PROBLEM:
An exact reproduction of all the entries is what the answer must contain.

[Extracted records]
-- -- --

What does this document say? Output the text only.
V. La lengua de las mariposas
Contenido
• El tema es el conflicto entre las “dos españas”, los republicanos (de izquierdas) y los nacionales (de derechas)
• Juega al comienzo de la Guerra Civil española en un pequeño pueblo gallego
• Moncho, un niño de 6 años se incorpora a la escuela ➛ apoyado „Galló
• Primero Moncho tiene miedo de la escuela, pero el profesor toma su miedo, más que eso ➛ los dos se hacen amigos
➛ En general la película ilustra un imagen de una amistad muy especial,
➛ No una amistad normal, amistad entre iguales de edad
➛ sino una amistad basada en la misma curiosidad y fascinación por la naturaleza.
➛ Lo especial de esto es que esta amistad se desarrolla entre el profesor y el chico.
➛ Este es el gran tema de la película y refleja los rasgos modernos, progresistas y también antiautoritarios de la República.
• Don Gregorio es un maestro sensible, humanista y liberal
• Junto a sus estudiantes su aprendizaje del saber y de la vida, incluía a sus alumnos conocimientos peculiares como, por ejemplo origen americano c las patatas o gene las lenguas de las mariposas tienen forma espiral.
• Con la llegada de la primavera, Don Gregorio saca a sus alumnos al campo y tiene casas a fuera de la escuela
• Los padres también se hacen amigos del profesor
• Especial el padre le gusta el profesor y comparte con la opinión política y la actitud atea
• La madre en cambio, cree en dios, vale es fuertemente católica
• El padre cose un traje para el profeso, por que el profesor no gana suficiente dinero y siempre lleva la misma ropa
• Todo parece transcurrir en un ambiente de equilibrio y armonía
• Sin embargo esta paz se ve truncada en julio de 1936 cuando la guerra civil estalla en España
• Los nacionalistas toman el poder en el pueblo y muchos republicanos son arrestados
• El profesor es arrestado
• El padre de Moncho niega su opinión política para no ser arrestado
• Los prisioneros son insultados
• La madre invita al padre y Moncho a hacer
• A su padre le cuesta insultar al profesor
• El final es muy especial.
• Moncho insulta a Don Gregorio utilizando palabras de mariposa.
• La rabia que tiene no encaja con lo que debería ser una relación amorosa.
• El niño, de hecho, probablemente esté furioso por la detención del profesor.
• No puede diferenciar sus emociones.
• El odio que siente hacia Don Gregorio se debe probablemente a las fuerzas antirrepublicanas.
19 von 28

-- -- --

RESPONSE:
What does this document say? Output the text only.
V. La lengua de las mariposas
Contenido
• El tema es el conflicto entre las “dos españas”, los republicanos (de izquierdas) y los nacionales (de derechas)
• Juega al comienzo de la Guerra Civil española en un pequeño pueblo gallego
• Moncho, un niño de 6 años se incorpora a la escuela ➛ apoyado „Galló
• Primero Moncho tiene miedo de la escuela, pero el profesor toma su miedo, más que eso ➛ los dos se hacen amigos
➛ En general la película ilustra un imagen de una amistad muy especial,
➛ No una amistad normal, amistad entre iguales de edad
➛ sino una amistad basada en la misma curiosidad y fascinación por la naturaleza.
➛ Lo especial de esto es que esta amistad se desarrolla entre el profesor y el chico.
➛ Este es el gran tema de la película y refleja los rasgos modernos, progresistas y también antiautoritarios de la República.
• Don Gregorio es un maestro sensible, humanista y liberal
• Junto a sus estudiantes su aprendizaje del saber y de la vida, incluía a sus alumnos conocimientos peculiares como, por ejemplo origen americano c las patatas o gene las lenguas de las mariposas tienen forma espiral.
• Con la llegada de la primavera, Don Gregorio saca a sus alumnos al campo y tiene casas a fuera de la escuela
• Los padres también se hacen amigos del profesor
• Especial el padre le gusta el profesor y comparte con la opinión política y la actitud atea
• La madre en cambio, cree en dios, vale es fuertemente católica
• El padre cose un traje para el profeso, por que el profesor no gana suficiente dinero y siempre lleva la misma ropa
• Todo parece transcurrir en un ambiente de equilibrio y armonía
• Sin embargo esta paz se ve truncada en julio de 1936 cuando la guerra civil estalla en España
• Los nacionalistas toman el poder en el pueblo y muchos republicanos son arrestados
• El profesor es arrestado
• El padre de Moncho niega su opinión política para no ser arrestado
• Los prisioneros son insultados
• La madre invita al padre y Moncho a hacer
• A su padre le cuesta insultar al profesor
• El final es muy especial.
• Moncho insulta a Don Gregorio utilizando palabras de mariposa.
• La rabia que tiene no encaja con lo que debería ser una relación amorosa.
• El niño, de hecho, probablemente esté furioso por la detención del profesor.
• No puede diferenciar sus emociones.
• El odio que siente hacia Don Gregorio se debe probablemente a las fuerzas antirrepublicanas.
19 von 28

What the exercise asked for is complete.